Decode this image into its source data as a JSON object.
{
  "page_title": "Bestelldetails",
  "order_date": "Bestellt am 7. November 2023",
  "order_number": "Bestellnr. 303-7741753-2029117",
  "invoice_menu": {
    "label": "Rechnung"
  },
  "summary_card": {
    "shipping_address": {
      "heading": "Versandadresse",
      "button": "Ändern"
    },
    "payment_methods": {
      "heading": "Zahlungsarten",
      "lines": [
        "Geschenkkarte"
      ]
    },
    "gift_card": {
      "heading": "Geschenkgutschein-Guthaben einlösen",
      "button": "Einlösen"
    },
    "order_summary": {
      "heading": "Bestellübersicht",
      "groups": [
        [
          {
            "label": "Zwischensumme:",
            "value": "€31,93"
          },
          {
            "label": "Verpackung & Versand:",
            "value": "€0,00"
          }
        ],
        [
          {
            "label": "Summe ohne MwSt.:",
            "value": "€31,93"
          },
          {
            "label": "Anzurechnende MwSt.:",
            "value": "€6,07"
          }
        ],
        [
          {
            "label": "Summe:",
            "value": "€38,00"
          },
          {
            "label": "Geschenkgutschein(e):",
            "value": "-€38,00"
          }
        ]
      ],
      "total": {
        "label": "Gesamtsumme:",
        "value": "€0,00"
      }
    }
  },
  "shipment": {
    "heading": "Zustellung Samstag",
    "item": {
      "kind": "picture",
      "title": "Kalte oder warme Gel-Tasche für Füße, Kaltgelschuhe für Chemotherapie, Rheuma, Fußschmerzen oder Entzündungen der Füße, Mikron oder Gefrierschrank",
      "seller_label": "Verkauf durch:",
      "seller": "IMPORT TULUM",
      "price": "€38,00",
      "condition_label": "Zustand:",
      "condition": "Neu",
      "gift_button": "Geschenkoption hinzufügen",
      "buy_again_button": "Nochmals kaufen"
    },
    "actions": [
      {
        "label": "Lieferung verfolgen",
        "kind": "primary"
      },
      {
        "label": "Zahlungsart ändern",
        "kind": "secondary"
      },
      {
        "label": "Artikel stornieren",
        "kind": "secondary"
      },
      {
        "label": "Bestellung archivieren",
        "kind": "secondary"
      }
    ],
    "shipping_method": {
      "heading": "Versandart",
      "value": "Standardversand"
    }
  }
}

* * *

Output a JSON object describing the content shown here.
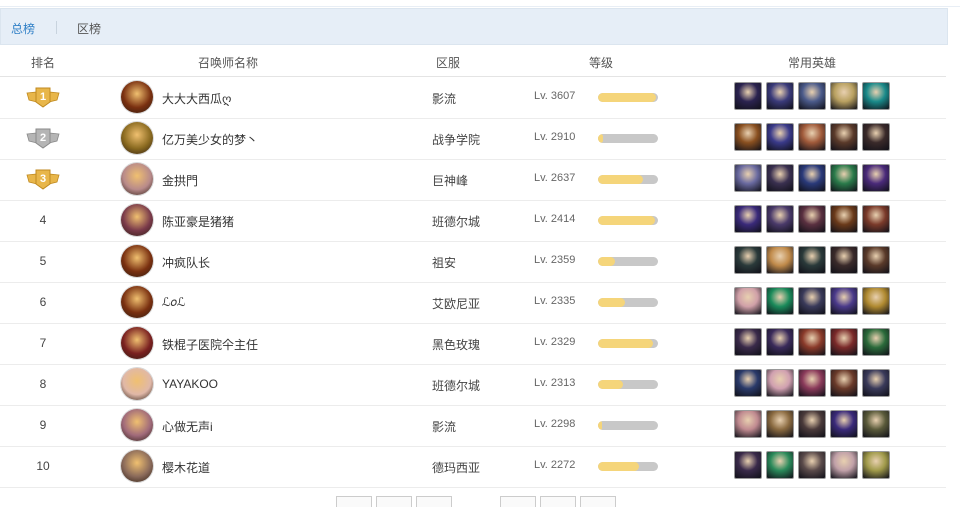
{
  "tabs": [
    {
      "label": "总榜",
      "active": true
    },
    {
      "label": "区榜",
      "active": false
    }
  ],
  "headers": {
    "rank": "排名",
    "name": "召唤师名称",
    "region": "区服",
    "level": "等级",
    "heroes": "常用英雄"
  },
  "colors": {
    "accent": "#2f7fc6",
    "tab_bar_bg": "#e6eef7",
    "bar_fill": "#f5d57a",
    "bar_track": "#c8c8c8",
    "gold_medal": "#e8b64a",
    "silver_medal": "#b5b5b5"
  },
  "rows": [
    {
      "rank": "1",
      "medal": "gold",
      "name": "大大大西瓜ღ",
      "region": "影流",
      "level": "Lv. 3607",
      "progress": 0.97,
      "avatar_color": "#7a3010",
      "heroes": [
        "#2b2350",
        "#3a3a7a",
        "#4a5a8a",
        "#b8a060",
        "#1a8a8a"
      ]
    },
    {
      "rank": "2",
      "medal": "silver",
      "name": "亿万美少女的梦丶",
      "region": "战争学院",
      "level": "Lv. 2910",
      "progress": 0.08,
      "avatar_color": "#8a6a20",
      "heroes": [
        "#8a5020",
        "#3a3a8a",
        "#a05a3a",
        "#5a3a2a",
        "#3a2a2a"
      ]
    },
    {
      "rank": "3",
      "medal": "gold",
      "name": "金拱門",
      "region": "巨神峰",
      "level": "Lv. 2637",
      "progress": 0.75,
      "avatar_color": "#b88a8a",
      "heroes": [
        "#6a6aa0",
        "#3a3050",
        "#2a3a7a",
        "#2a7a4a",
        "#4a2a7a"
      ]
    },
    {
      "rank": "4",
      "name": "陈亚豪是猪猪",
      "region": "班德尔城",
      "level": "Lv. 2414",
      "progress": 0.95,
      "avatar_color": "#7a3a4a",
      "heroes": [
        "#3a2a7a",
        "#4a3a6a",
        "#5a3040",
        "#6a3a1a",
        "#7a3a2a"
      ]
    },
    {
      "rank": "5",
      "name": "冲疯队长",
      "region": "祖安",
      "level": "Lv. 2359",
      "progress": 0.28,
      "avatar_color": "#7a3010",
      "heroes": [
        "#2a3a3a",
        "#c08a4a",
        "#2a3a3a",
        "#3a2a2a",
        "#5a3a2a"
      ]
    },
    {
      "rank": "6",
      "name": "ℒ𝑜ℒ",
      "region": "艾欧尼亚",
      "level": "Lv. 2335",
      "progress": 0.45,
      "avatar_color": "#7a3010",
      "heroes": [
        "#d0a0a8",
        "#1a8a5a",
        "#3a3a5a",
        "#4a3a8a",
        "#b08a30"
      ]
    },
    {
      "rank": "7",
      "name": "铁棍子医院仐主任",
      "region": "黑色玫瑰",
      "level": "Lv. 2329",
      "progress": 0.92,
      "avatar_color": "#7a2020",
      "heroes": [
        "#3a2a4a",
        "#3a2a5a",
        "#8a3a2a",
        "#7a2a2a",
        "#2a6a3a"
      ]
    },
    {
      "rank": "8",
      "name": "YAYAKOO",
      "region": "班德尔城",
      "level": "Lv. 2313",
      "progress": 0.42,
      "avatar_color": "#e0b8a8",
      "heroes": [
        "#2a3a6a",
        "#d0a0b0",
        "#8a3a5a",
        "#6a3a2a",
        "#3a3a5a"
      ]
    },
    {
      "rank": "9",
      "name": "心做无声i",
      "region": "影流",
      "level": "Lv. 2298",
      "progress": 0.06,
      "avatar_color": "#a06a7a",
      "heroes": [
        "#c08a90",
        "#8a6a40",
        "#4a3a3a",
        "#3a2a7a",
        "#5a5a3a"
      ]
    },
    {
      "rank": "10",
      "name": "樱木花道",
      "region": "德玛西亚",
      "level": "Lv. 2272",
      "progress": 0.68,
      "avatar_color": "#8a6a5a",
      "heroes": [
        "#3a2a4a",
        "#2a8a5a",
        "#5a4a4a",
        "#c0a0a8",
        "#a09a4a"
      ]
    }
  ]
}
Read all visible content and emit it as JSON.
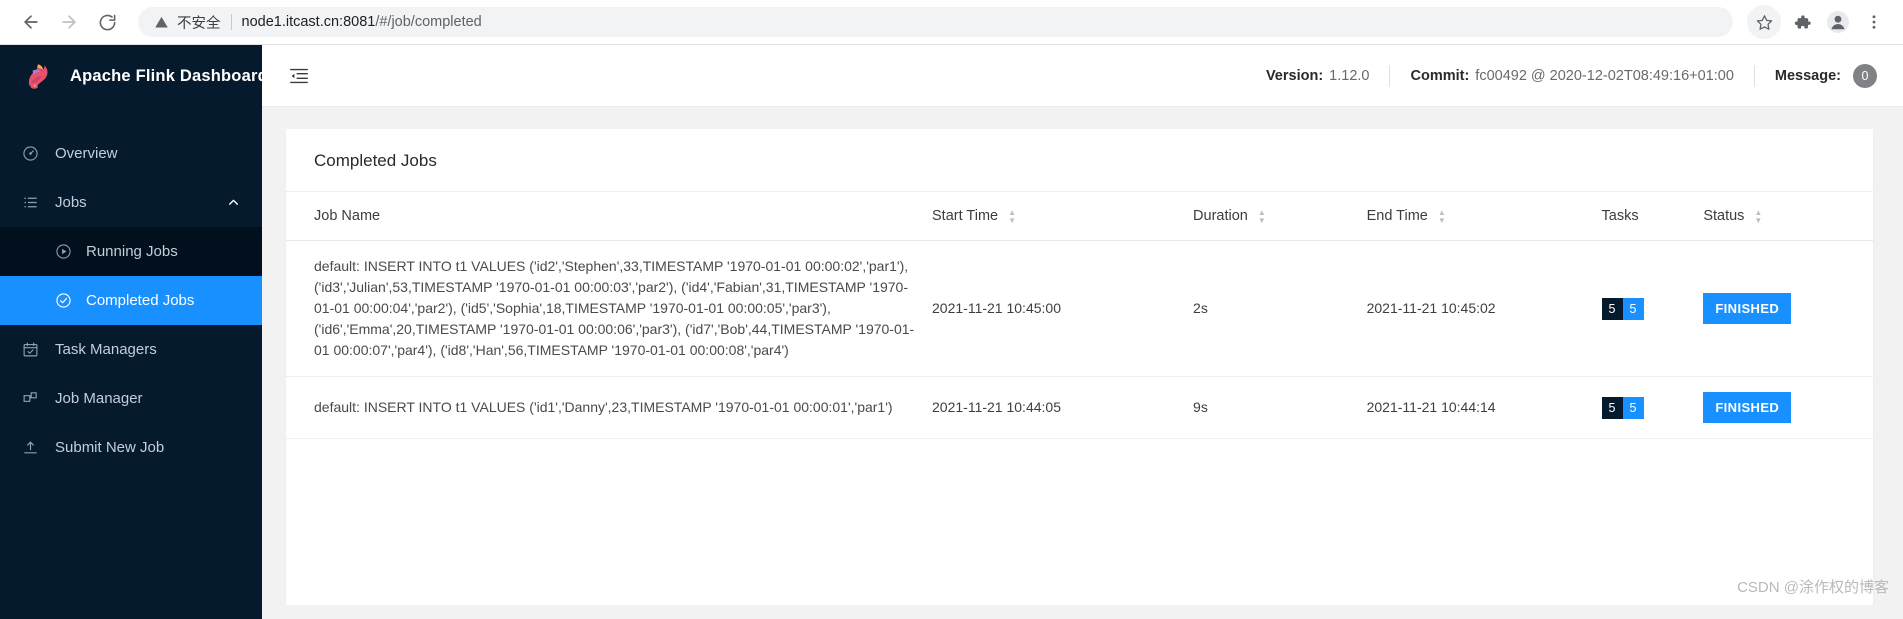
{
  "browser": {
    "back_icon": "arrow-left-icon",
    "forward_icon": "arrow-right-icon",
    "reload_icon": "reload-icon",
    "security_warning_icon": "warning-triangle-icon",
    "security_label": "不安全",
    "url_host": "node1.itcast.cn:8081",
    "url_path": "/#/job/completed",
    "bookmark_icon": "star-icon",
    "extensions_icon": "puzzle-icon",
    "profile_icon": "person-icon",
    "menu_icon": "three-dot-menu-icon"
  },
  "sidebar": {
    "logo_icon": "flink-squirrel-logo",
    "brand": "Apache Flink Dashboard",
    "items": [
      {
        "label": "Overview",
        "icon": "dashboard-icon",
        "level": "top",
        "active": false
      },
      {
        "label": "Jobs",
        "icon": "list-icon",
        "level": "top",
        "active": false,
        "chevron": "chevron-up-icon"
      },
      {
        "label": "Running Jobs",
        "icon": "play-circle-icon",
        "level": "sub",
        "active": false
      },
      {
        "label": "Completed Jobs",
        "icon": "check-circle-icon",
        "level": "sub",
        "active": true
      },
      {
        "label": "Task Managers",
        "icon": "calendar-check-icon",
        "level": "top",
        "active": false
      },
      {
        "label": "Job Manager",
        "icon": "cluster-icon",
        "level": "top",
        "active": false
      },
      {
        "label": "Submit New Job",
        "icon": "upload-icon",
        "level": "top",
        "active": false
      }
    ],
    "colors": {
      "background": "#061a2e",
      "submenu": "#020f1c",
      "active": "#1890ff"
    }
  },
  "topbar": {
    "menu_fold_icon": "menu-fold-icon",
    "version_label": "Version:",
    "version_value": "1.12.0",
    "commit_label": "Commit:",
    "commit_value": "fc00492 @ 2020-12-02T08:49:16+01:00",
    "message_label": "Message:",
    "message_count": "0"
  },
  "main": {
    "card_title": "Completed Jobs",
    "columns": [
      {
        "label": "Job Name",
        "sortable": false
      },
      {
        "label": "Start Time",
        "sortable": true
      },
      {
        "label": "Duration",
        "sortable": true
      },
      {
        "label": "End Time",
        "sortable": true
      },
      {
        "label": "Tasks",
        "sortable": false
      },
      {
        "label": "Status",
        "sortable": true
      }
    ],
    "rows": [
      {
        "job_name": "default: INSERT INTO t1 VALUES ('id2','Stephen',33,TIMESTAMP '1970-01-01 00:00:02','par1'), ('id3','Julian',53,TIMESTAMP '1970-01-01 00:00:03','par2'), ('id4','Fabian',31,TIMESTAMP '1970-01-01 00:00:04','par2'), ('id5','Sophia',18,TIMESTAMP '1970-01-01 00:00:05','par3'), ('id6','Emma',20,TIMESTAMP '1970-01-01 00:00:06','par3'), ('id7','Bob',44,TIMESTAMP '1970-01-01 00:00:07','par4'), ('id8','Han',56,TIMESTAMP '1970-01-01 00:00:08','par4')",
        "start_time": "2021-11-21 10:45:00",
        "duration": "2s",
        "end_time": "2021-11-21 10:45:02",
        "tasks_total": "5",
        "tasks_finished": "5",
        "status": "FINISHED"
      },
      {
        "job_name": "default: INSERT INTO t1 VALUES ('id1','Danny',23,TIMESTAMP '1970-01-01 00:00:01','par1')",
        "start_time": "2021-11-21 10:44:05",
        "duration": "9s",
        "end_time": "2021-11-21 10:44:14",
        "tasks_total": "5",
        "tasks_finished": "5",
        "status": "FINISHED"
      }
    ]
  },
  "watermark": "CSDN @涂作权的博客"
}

== Instructions for the task ==
List each line holding the string "VALUES".

== Full solution ==
        "job_name": "default: INSERT INTO t1 VALUES ('id2','Stephen',33,TIMESTAMP '1970-01-01 00:00:02','par1'), ('id3','Julian',53,TIMESTAMP '1970-01-01 00:00:03','par2'), ('id4','Fabian',31,TIMESTAMP '1970-01-01 00:00:04','par2'), ('id5','Sophia',18,TIMESTAMP '1970-01-01 00:00:05','par3'), ('id6','Emma',20,TIMESTAMP '1970-01-01 00:00:06','par3'), ('id7','Bob',44,TIMESTAMP '1970-01-01 00:00:07','par4'), ('id8','Han',56,TIMESTAMP '1970-01-01 00:00:08','par4')",
        "job_name": "default: INSERT INTO t1 VALUES ('id1','Danny',23,TIMESTAMP '1970-01-01 00:00:01','par1')",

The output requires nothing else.